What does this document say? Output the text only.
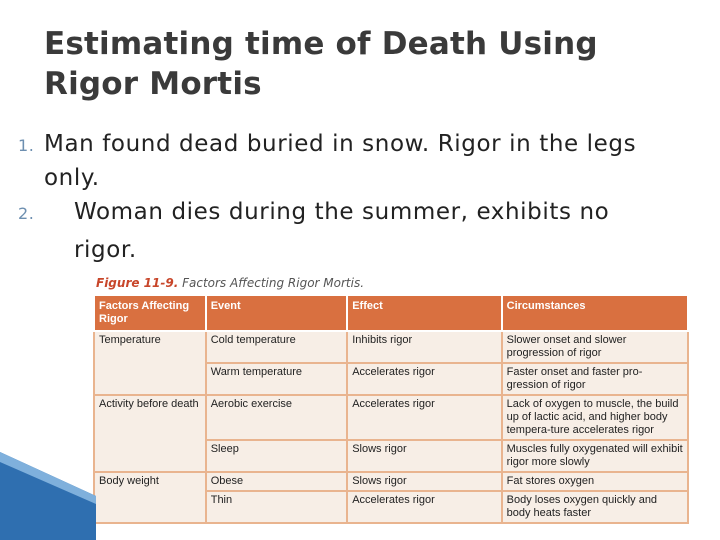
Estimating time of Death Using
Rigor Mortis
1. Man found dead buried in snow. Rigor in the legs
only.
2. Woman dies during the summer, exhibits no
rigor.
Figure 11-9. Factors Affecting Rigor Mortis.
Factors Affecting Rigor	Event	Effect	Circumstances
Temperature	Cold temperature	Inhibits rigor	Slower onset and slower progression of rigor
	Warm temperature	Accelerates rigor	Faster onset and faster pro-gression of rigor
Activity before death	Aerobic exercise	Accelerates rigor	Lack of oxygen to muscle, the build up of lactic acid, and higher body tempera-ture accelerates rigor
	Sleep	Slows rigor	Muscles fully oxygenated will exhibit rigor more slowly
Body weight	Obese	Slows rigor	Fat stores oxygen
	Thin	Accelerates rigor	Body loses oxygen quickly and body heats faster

==========

§ WHAT THE TASK ASKS: Leaving all pictures aside, quote each record exactly.

§ SOLUTION TO THIS PROBLEM:
What does this document say? Output the text only.
Estimating time of Death Using
Rigor Mortis
1. Man found dead buried in snow. Rigor in the legs
only.
2. Woman dies during the summer, exhibits no
rigor.
Figure 11-9. Factors Affecting Rigor Mortis.
Factors Affecting Rigor	Event	Effect	Circumstances
Temperature	Cold temperature	Inhibits rigor	Slower onset and slower progression of rigor
	Warm temperature	Accelerates rigor	Faster onset and faster pro-gression of rigor
Activity before death	Aerobic exercise	Accelerates rigor	Lack of oxygen to muscle, the build up of lactic acid, and higher body tempera-ture accelerates rigor
	Sleep	Slows rigor	Muscles fully oxygenated will exhibit rigor more slowly
Body weight	Obese	Slows rigor	Fat stores oxygen
	Thin	Accelerates rigor	Body loses oxygen quickly and body heats faster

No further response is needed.